**Work instructions**
Copy each line holding the string "края".

**Dataset records**
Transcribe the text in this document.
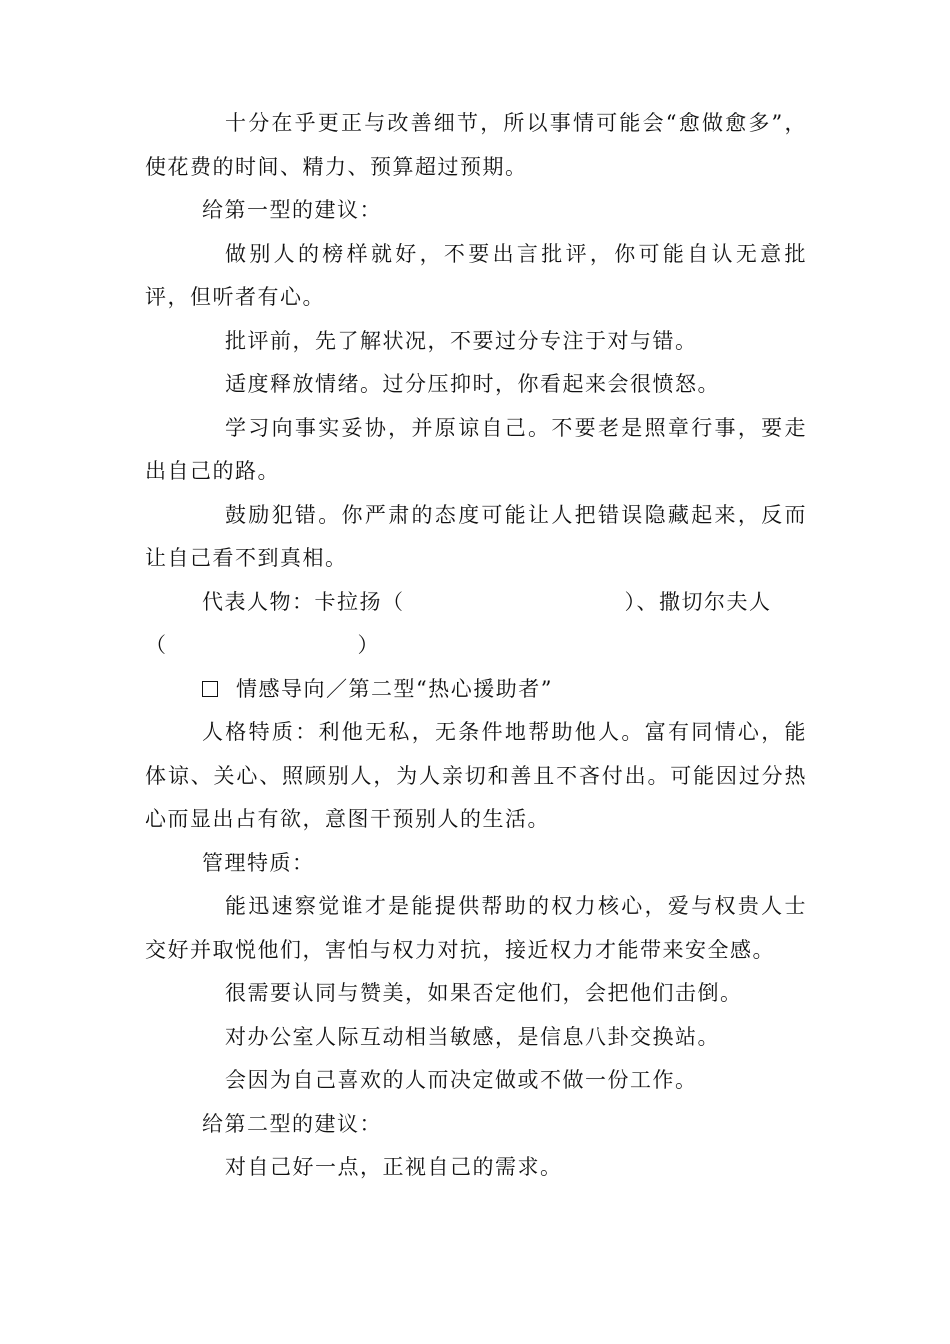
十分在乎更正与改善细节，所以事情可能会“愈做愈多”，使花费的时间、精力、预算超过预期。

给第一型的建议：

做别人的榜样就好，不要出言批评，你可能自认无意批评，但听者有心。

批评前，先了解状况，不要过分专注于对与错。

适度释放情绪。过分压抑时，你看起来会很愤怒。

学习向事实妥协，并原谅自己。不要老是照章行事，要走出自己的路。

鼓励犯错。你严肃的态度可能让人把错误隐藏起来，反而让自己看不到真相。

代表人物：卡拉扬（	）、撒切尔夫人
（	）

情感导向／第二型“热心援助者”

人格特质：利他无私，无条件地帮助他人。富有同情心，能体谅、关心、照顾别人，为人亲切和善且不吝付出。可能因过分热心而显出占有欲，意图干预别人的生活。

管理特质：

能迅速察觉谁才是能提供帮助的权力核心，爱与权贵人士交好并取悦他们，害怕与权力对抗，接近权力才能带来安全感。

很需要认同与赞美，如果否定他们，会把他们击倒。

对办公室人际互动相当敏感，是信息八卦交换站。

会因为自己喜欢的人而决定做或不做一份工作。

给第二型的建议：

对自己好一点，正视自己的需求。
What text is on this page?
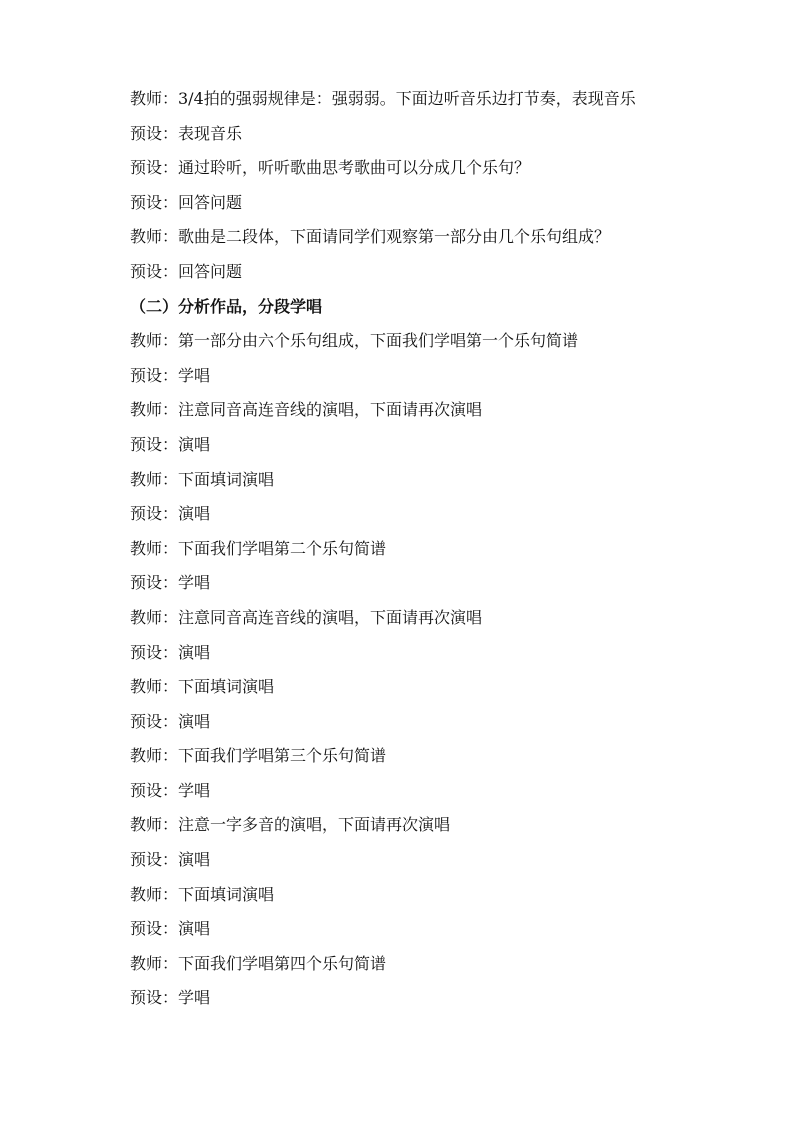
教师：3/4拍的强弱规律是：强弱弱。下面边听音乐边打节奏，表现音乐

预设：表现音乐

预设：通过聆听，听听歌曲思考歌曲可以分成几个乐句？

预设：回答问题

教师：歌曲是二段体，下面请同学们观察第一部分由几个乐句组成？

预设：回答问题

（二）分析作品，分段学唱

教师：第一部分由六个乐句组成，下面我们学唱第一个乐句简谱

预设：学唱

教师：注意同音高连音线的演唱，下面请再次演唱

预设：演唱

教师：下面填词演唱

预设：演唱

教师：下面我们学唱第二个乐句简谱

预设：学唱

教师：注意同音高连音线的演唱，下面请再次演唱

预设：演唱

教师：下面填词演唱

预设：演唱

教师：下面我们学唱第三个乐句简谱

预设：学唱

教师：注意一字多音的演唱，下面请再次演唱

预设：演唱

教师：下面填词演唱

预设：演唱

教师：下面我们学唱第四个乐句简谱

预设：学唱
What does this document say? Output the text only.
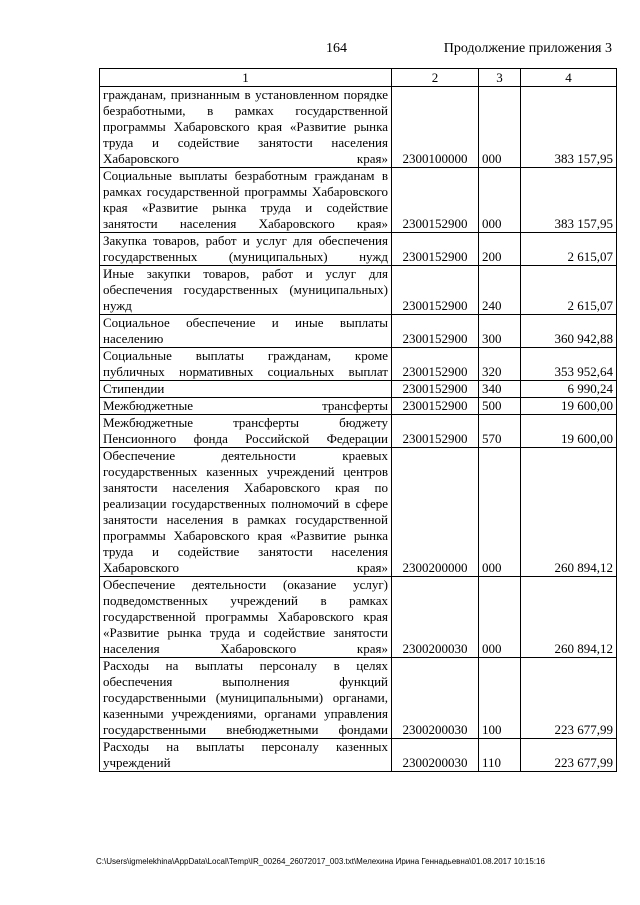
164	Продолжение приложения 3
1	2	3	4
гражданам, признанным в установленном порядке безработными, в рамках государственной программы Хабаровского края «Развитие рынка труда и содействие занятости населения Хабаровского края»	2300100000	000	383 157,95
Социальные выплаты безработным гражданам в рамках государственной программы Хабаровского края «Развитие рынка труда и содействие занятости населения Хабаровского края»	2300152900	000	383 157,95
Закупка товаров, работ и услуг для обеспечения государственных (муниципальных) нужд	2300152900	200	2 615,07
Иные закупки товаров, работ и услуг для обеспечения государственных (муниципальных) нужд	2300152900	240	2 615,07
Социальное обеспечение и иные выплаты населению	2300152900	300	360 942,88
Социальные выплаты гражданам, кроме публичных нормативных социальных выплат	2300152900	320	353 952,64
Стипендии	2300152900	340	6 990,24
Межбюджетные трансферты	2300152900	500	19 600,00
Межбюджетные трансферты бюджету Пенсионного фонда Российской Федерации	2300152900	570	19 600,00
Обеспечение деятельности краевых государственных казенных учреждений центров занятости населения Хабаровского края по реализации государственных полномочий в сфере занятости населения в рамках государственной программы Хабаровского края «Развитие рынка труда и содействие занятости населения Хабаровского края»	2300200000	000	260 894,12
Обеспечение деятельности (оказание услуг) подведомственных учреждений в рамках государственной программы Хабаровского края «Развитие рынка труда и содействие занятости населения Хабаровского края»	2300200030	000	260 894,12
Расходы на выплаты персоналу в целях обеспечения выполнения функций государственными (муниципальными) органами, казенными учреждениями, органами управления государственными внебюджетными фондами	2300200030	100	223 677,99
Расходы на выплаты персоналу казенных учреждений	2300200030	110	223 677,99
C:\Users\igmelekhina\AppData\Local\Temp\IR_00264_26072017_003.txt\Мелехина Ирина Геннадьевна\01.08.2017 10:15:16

**The answer**
гражданам, признанным в установленном порядке безработными, в рамках государственной программы Хабаровского края «Развитие рынка труда и содействие занятости населения Хабаровского края»	2300100000	000	383 157,95
Социальные выплаты безработным гражданам в рамках государственной программы Хабаровского края «Развитие рынка труда и содействие занятости населения Хабаровского края»	2300152900	000	383 157,95
Обеспечение деятельности краевых государственных казенных учреждений центров занятости населения Хабаровского края по реализации государственных полномочий в сфере занятости населения в рамках государственной программы Хабаровского края «Развитие рынка труда и содействие занятости населения Хабаровского края»	2300200000	000	260 894,12
Обеспечение деятельности (оказание услуг) подведомственных учреждений в рамках государственной программы Хабаровского края «Развитие рынка труда и содействие занятости населения Хабаровского края»	2300200030	000	260 894,12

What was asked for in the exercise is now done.